Dataset records

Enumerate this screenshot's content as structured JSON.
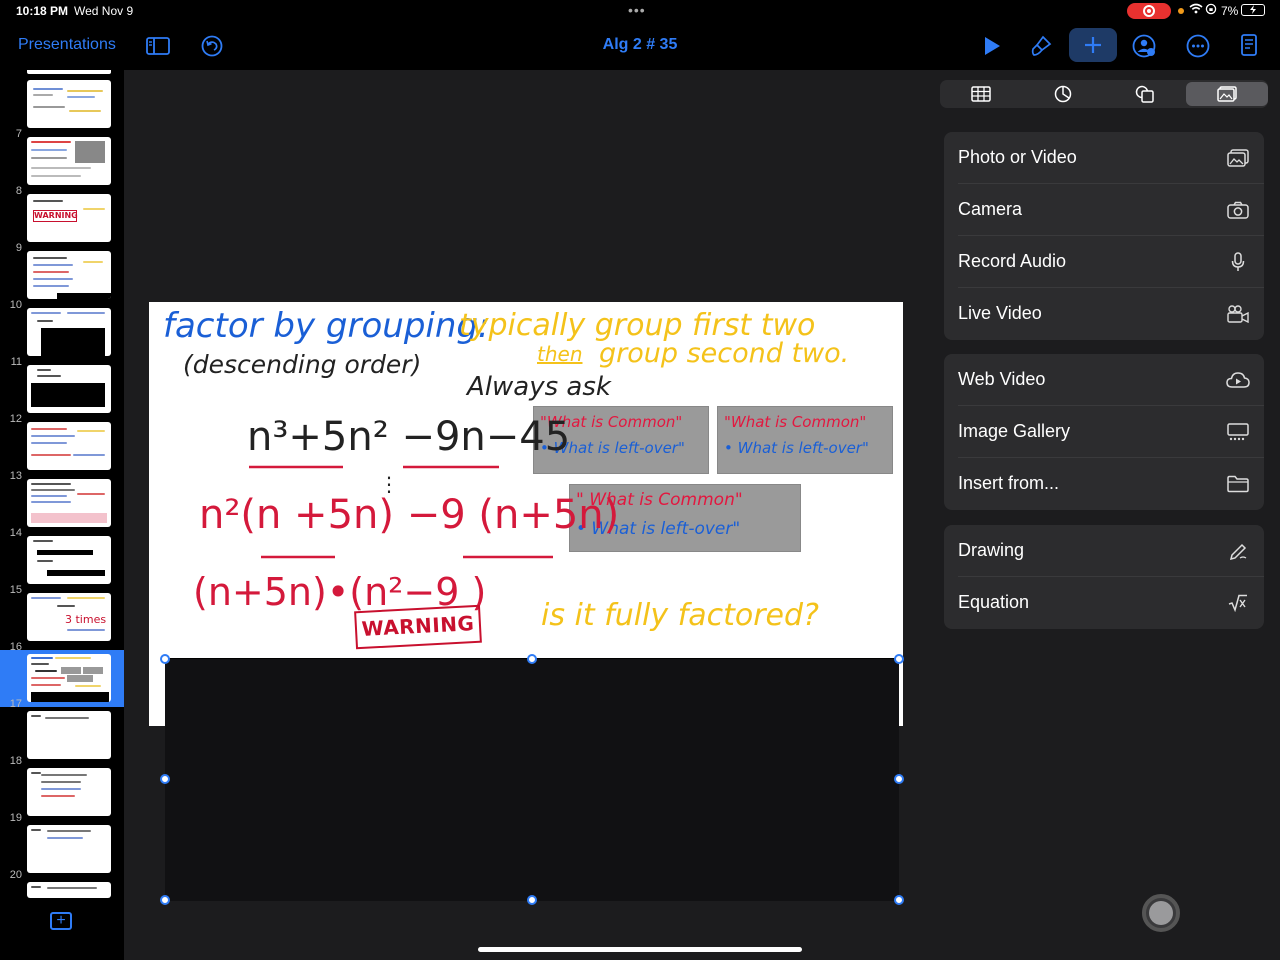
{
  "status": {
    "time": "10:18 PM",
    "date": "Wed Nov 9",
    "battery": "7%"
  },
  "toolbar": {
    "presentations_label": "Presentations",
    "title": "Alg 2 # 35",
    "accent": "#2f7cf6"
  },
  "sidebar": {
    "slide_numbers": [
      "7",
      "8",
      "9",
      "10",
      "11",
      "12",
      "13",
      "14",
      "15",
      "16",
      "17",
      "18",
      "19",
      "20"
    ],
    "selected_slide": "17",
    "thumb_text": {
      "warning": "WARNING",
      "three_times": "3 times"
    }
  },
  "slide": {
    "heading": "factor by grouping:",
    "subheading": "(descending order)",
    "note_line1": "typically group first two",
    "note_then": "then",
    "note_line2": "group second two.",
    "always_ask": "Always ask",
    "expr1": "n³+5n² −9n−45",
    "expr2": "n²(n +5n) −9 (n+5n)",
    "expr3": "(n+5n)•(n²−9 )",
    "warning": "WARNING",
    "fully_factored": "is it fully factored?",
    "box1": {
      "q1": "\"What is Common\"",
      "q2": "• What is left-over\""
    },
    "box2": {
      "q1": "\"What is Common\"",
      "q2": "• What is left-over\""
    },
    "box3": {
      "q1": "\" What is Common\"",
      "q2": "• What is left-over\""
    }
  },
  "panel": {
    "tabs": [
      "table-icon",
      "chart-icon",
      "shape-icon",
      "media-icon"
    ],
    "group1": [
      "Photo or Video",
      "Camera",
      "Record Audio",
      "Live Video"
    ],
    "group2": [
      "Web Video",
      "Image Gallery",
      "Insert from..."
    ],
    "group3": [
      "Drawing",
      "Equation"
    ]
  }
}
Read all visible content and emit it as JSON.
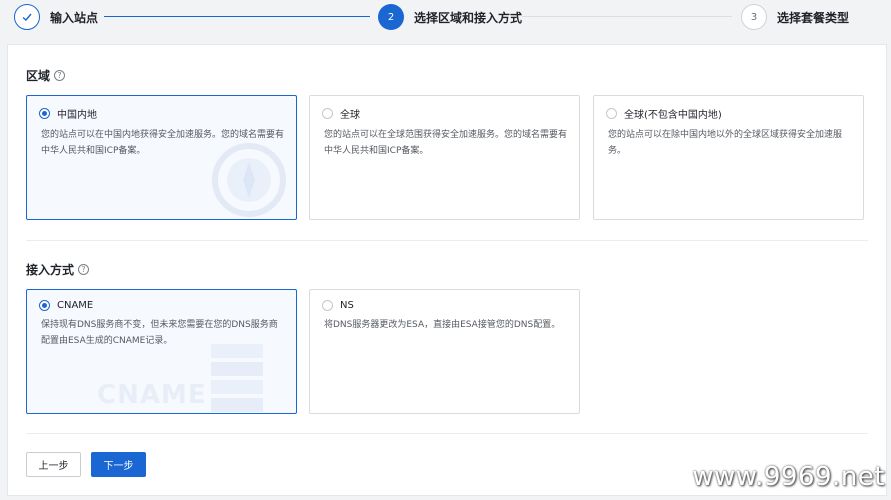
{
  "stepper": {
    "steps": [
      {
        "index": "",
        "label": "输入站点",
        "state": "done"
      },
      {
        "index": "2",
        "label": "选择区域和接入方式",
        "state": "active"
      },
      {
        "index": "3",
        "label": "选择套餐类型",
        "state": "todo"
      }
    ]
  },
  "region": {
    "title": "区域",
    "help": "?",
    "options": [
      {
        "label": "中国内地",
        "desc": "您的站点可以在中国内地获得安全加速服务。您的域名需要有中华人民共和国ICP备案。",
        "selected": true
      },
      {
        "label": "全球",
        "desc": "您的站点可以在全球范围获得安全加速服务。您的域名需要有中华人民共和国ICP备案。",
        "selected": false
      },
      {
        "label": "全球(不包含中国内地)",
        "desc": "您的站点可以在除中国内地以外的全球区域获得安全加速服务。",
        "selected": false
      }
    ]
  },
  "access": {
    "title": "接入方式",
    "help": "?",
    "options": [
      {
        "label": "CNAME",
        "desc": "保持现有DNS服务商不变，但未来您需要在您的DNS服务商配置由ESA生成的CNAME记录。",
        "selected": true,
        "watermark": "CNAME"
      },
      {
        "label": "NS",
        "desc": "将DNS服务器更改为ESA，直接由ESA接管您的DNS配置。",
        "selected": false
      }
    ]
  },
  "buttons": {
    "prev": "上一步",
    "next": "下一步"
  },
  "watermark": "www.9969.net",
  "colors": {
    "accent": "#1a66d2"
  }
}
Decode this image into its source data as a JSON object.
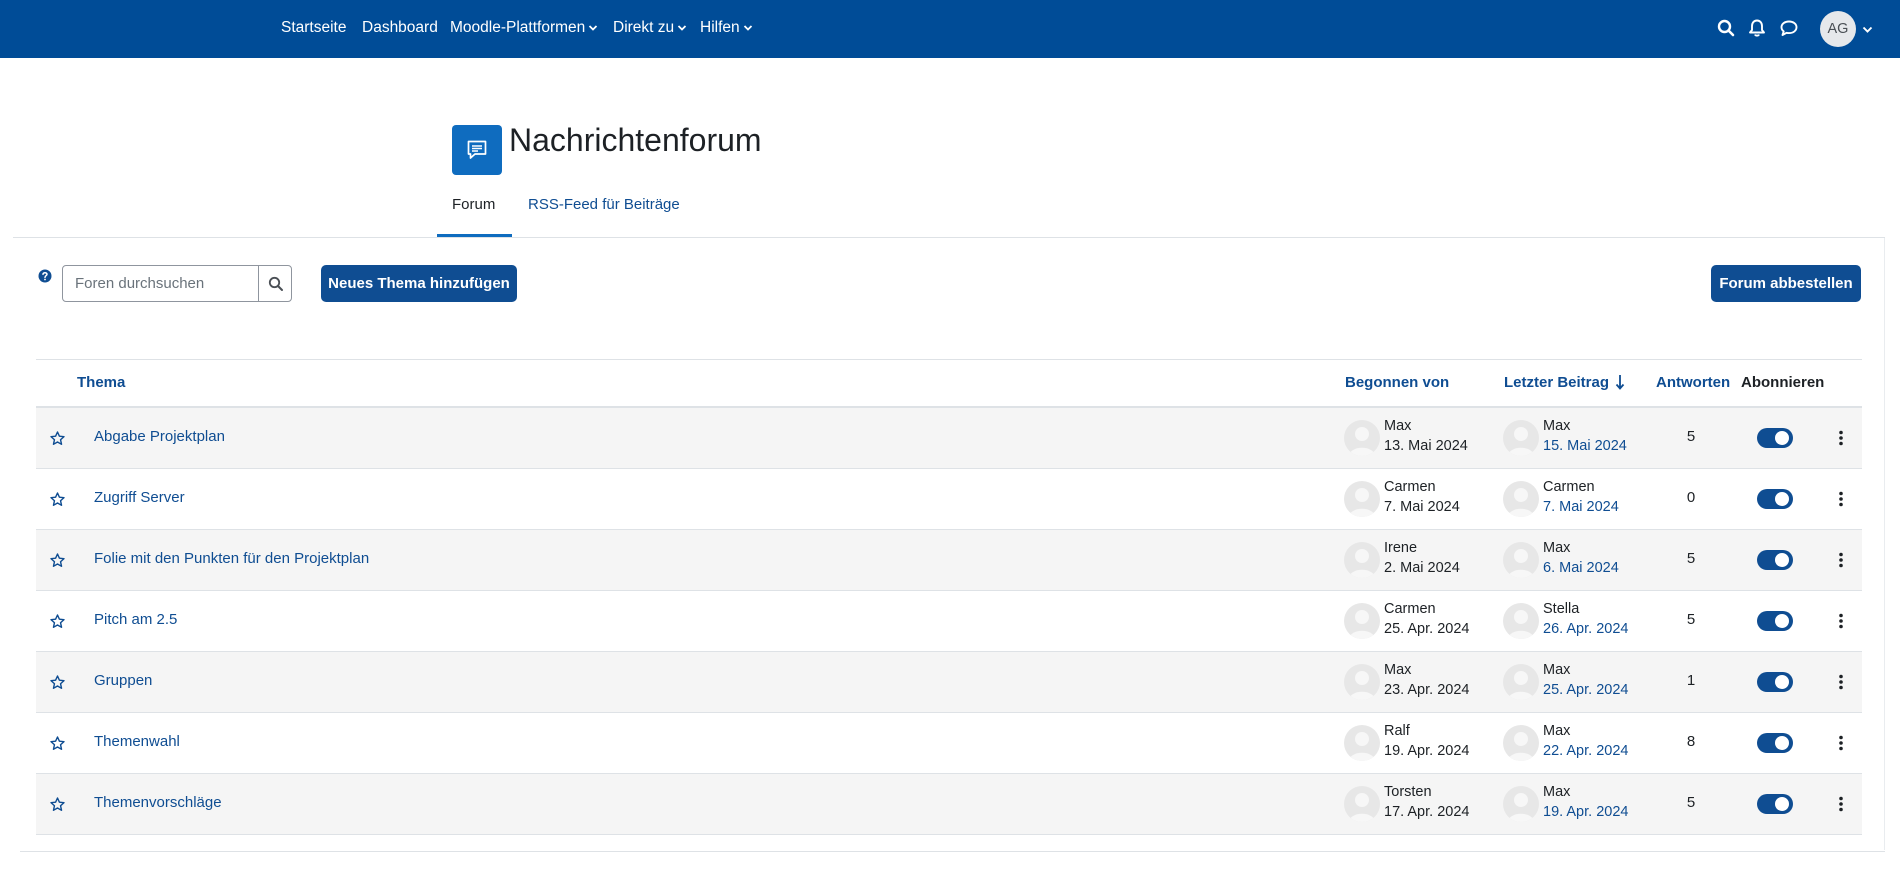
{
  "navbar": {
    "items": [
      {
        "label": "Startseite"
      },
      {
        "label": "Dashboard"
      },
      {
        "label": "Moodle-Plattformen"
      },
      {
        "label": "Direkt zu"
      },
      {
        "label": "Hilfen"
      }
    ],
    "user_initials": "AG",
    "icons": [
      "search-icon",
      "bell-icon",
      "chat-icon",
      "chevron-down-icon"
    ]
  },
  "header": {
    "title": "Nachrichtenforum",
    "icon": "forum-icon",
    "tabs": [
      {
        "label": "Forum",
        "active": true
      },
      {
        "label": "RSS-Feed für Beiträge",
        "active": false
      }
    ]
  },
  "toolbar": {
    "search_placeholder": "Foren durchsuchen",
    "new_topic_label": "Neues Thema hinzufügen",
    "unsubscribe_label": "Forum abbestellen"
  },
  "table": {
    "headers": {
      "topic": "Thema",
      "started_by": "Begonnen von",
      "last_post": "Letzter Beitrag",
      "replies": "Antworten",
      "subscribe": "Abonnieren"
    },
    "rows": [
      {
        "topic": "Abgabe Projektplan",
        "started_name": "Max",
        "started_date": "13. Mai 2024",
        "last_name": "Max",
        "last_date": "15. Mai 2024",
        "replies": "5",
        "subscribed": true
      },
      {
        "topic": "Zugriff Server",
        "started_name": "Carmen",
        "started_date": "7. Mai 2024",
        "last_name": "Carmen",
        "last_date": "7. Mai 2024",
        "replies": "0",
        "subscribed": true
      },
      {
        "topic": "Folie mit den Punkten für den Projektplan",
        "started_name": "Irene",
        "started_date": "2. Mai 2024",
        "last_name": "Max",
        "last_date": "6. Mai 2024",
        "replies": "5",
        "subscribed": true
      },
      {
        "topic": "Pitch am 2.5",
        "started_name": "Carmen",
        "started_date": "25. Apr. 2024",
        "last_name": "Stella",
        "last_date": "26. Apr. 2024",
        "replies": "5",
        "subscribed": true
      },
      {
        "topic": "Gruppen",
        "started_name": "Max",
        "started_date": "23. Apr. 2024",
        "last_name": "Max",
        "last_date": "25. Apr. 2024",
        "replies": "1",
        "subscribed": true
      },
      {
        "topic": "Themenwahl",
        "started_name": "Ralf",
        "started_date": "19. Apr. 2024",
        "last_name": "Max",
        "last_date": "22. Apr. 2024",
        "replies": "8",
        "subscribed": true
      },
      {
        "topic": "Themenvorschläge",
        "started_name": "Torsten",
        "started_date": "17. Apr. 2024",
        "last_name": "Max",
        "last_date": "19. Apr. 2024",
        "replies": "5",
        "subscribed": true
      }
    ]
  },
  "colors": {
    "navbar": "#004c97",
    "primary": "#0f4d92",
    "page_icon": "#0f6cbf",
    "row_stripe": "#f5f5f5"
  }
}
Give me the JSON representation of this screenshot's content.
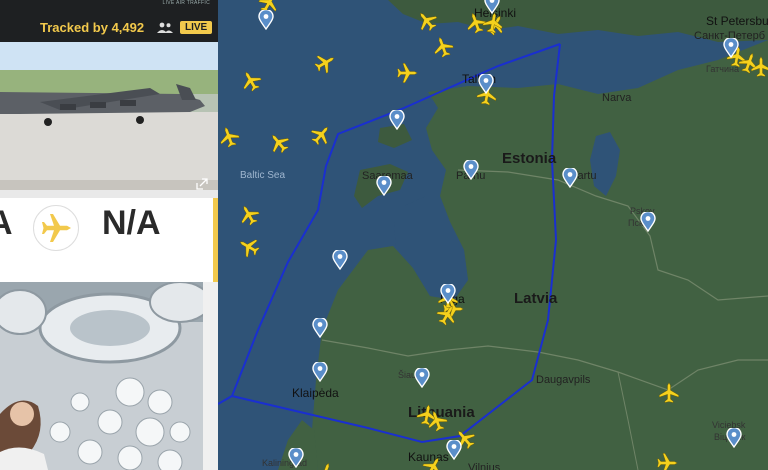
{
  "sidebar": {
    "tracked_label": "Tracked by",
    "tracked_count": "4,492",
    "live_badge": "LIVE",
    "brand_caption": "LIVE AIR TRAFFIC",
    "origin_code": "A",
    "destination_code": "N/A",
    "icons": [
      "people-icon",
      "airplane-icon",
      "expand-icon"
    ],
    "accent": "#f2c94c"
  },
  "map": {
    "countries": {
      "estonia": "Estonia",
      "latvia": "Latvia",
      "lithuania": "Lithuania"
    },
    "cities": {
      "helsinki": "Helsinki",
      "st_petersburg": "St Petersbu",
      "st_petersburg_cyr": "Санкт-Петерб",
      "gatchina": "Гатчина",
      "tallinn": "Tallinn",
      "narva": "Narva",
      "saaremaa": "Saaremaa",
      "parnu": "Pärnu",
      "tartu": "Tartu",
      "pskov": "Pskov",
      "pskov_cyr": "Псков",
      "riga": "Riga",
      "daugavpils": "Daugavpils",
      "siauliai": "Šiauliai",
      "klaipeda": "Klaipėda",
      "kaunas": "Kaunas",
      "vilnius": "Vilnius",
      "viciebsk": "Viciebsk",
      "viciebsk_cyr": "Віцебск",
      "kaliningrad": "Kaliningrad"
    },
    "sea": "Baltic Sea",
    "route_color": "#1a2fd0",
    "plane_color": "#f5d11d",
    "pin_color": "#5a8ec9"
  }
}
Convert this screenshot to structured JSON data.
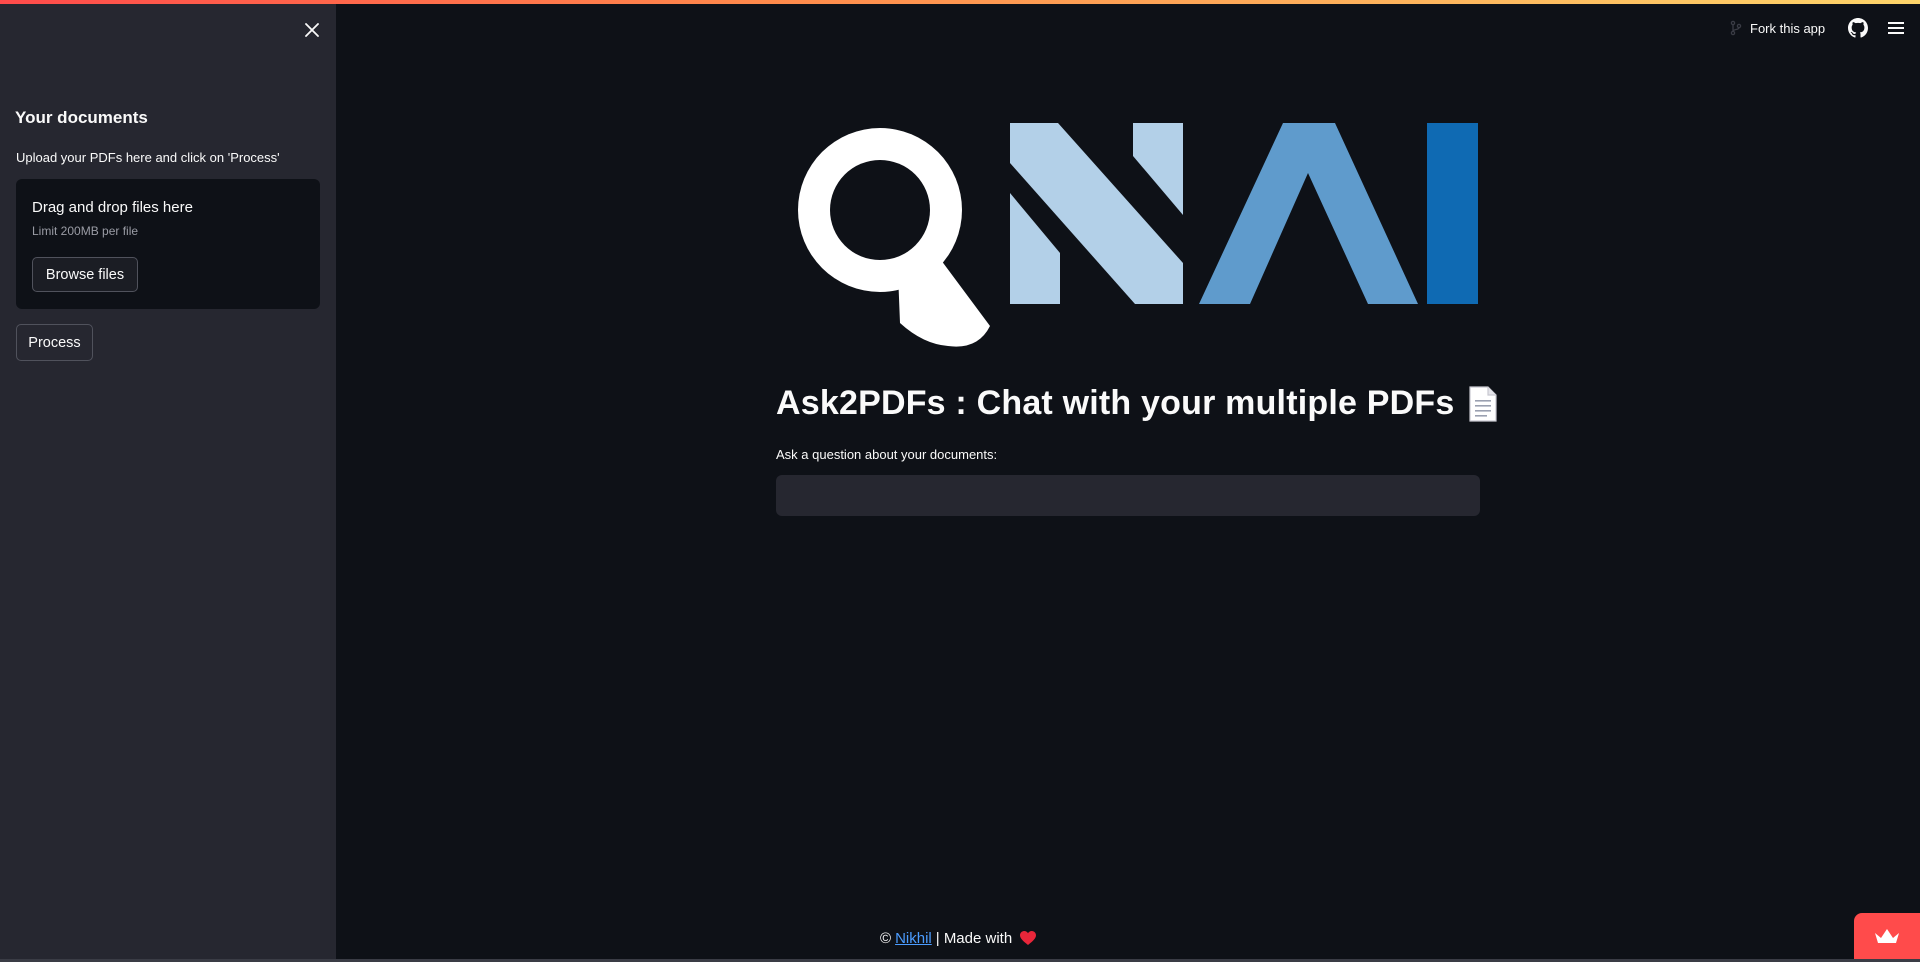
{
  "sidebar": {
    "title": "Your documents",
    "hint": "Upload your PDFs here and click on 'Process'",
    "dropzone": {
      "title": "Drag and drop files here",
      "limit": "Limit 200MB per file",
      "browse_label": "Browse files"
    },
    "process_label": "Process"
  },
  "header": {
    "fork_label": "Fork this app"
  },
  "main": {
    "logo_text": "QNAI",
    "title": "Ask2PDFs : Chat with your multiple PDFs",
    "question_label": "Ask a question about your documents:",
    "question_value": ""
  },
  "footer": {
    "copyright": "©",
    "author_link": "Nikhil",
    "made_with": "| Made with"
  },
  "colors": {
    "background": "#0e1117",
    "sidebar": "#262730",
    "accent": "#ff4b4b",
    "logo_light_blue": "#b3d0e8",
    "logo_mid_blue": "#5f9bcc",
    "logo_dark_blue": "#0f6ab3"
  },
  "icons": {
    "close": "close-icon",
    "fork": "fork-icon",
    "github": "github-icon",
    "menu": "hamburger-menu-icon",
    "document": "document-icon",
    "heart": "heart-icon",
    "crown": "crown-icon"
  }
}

* [Instructions for the task] Give the number of lines containing the word "accent". No other answer is needed.

* [Answer in full] 4